Dataset extract

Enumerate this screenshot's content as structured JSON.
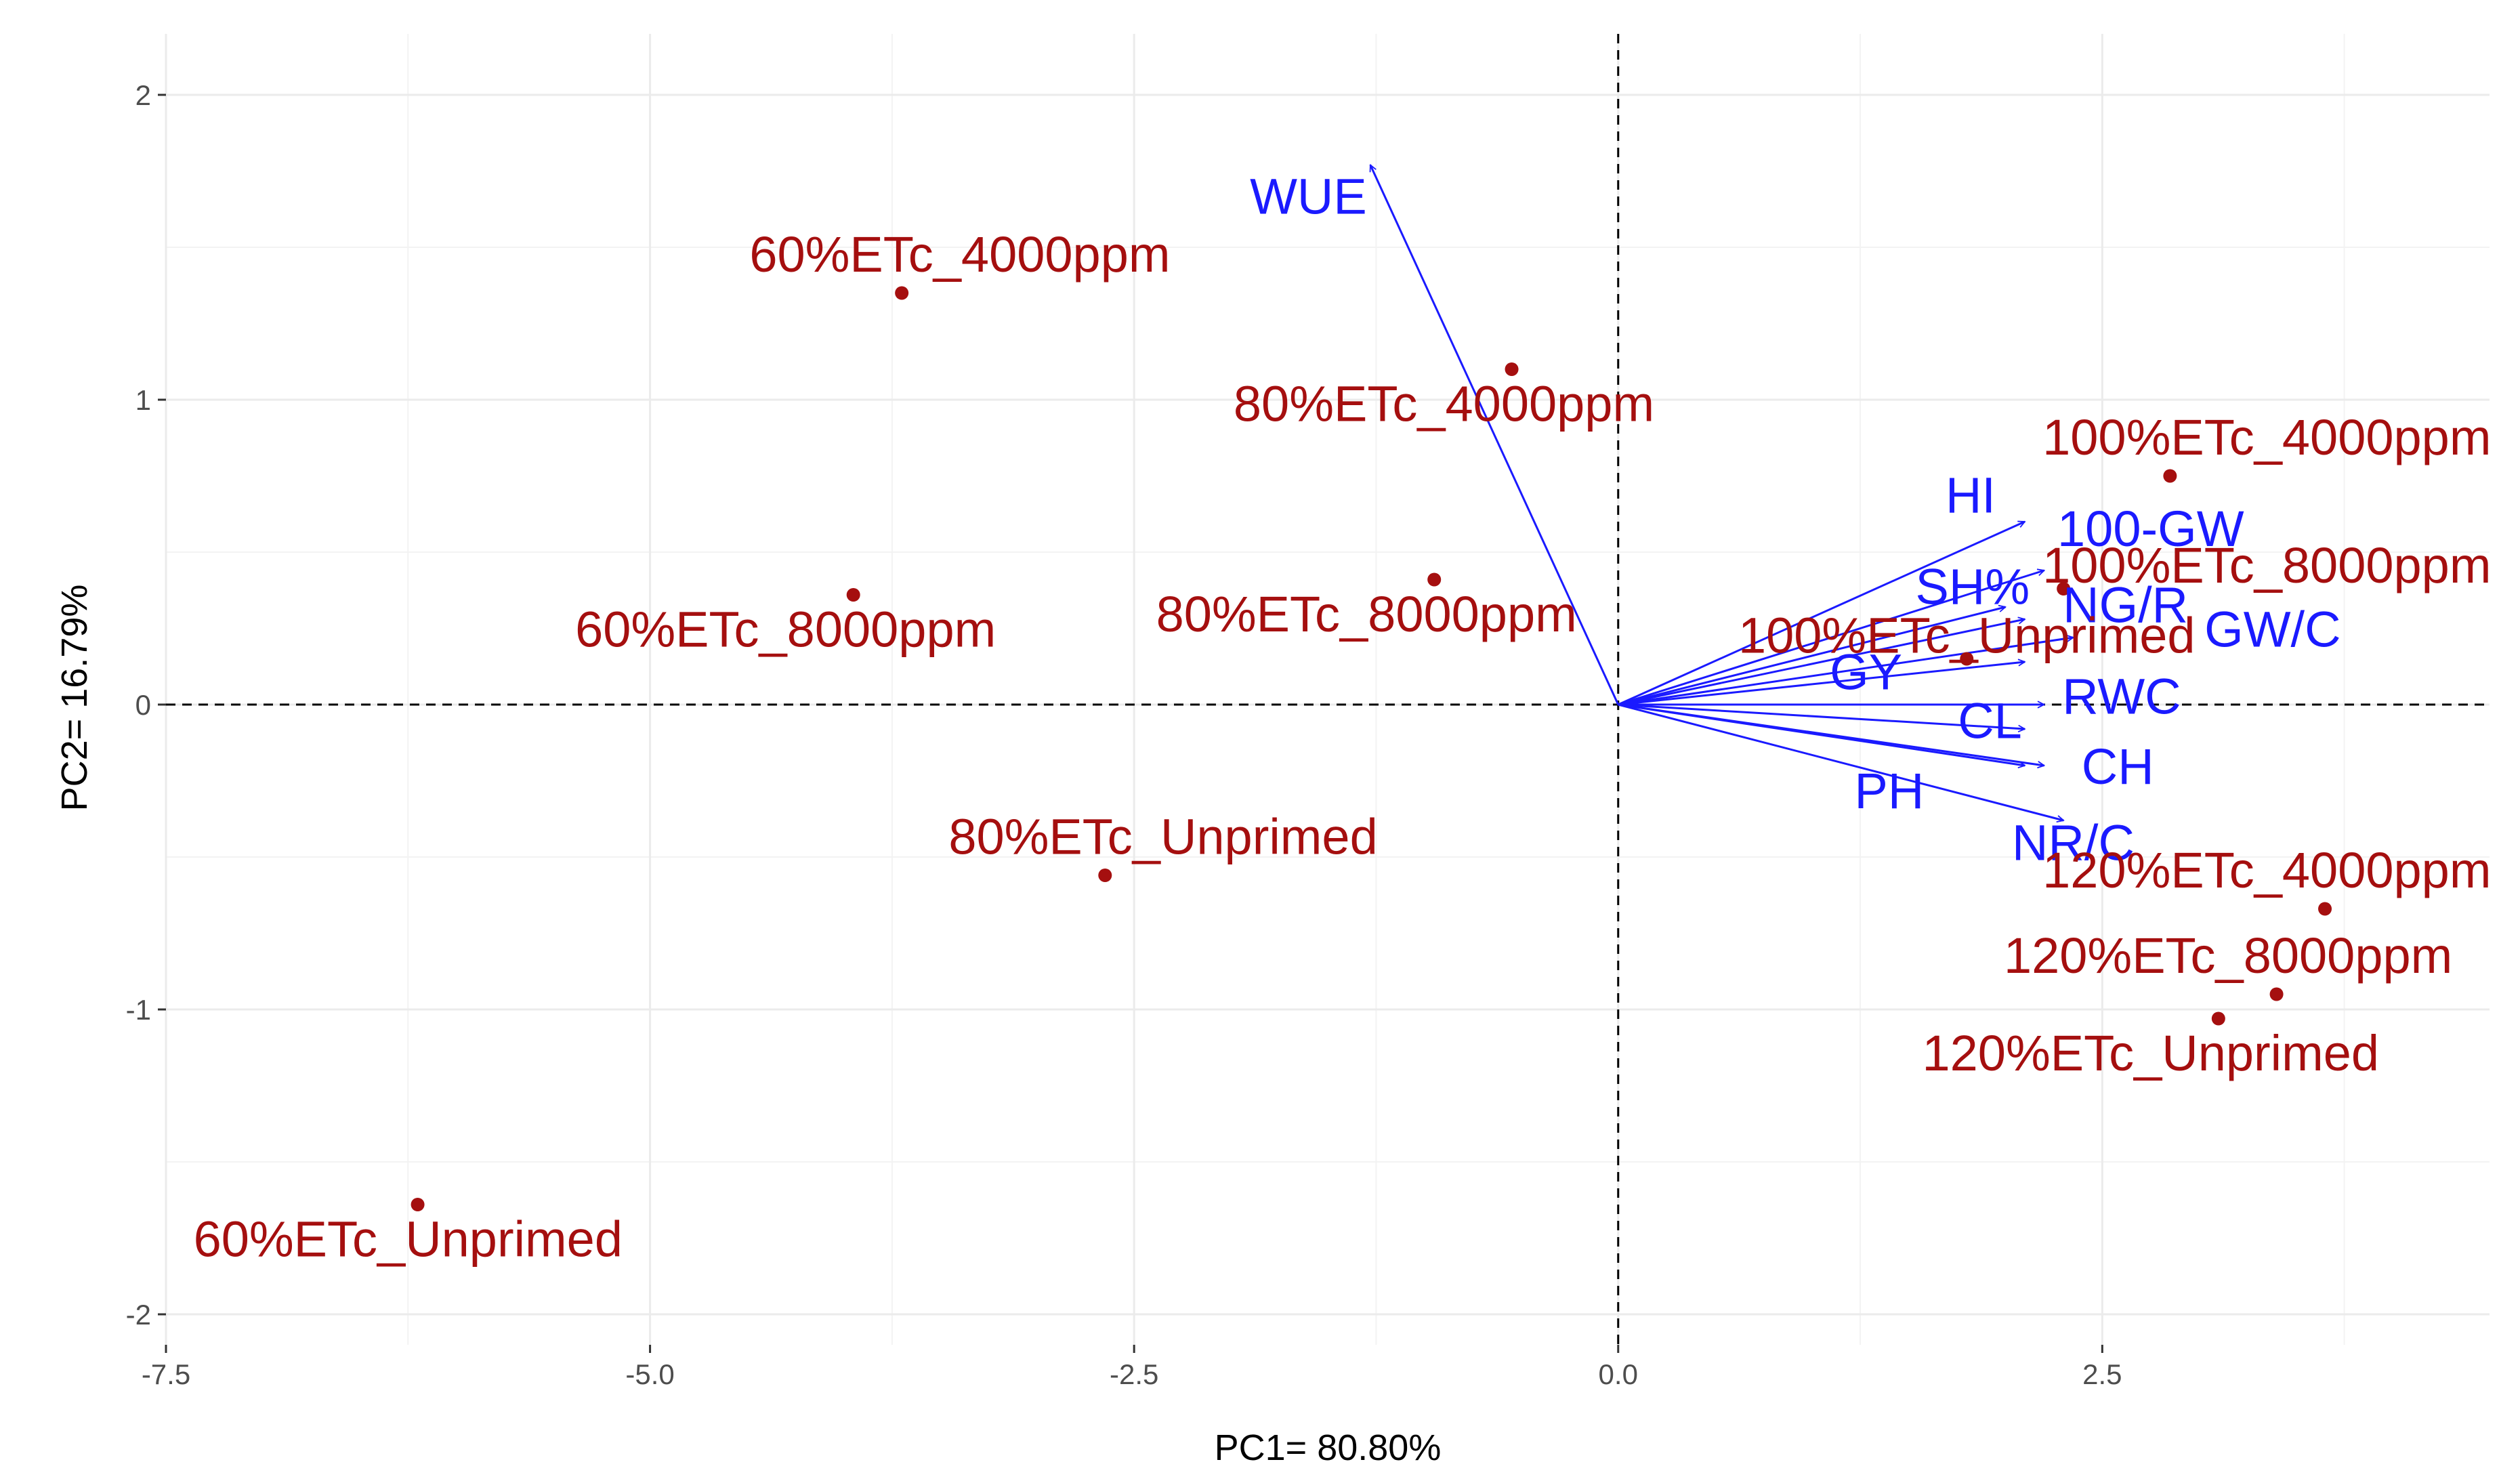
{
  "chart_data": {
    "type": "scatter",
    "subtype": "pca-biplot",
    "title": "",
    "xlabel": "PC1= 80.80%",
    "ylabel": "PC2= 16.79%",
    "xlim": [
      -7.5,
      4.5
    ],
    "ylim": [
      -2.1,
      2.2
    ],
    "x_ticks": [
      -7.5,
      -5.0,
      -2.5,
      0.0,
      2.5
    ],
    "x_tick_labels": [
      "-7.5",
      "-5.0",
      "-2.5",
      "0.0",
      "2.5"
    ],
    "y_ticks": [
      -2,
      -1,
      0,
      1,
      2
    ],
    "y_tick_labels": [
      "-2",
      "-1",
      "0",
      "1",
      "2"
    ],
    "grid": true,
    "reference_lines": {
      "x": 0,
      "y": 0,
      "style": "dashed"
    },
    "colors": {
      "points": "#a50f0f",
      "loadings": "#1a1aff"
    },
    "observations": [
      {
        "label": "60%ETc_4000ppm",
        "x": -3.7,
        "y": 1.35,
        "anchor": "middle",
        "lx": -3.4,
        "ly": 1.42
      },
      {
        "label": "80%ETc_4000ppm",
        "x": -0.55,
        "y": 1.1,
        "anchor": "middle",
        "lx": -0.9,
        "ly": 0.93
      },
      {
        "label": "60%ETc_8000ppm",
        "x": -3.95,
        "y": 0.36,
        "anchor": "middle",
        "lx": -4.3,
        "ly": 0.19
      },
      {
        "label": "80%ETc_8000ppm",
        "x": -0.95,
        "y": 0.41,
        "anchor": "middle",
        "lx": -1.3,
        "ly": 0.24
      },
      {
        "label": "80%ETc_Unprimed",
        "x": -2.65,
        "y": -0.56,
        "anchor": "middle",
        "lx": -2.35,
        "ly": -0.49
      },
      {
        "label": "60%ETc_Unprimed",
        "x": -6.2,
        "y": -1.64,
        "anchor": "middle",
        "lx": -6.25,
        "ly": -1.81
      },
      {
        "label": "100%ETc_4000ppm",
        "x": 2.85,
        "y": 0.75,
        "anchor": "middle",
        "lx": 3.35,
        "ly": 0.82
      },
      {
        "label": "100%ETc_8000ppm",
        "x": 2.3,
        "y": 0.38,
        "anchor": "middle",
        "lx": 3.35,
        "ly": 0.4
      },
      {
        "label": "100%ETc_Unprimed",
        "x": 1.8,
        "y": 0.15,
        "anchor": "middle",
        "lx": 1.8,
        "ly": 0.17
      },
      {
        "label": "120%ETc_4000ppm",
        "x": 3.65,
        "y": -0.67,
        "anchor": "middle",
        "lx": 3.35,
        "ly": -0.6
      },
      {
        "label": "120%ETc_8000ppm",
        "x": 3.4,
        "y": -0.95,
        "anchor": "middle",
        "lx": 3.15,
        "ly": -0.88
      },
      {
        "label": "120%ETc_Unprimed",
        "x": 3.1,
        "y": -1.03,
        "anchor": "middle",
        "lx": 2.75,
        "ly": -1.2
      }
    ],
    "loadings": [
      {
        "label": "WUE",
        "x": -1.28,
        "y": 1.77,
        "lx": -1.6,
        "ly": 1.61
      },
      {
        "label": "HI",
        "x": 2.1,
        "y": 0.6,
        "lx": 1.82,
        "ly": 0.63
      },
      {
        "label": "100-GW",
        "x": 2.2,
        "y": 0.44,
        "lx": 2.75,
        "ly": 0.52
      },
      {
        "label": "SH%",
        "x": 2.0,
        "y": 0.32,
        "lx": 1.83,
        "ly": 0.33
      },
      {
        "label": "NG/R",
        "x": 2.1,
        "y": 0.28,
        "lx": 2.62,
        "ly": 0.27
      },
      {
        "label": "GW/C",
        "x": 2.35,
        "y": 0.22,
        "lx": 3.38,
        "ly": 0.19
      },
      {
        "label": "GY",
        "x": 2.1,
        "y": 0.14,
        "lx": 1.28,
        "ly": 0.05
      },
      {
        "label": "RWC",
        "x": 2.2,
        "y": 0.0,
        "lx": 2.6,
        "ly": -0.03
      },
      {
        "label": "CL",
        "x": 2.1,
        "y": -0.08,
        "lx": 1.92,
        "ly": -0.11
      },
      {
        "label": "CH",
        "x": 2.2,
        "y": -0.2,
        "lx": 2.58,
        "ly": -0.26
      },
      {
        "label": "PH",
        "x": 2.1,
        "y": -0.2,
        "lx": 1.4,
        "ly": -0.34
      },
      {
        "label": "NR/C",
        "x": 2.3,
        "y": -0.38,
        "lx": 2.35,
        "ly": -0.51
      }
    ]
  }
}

---

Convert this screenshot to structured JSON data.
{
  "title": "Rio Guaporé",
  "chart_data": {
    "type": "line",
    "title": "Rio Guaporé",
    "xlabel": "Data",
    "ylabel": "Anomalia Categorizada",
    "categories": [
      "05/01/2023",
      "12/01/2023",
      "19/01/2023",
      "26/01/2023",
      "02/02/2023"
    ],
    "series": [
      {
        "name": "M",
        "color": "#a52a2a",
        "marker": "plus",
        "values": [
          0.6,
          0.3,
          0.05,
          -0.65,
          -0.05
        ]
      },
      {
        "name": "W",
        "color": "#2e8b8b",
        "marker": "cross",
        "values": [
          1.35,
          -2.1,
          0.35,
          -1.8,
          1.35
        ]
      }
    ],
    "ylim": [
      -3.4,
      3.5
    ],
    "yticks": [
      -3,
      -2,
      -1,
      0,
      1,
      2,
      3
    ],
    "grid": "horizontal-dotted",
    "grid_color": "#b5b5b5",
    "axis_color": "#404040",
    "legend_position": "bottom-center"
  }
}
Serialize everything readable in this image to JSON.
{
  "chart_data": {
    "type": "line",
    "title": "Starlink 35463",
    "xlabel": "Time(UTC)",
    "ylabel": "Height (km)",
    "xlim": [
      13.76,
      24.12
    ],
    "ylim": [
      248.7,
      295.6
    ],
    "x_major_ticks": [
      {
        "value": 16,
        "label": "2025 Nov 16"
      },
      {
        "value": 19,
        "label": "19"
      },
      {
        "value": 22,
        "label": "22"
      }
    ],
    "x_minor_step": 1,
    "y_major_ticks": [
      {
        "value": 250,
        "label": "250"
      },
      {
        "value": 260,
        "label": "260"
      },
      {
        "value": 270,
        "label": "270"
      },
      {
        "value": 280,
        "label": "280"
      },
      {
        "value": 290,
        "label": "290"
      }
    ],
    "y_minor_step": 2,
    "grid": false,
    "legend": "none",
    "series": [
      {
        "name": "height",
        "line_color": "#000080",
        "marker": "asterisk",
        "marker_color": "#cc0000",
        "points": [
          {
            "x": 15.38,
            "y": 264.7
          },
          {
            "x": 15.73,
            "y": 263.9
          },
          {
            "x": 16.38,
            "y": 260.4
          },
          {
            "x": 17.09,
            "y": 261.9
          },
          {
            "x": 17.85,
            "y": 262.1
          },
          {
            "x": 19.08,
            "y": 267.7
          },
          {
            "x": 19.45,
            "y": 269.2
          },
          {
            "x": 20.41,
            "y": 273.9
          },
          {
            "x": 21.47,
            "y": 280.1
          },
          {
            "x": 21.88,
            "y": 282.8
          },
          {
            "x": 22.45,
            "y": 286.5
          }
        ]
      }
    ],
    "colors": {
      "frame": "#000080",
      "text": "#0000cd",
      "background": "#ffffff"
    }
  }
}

Work to complete
Copy, from the material, each line that holds the string "title".

Result of this task
    "title": "",
  "title": "Rio Guaporé",
    "title": "Rio Guaporé",
    "title": "Starlink 35463",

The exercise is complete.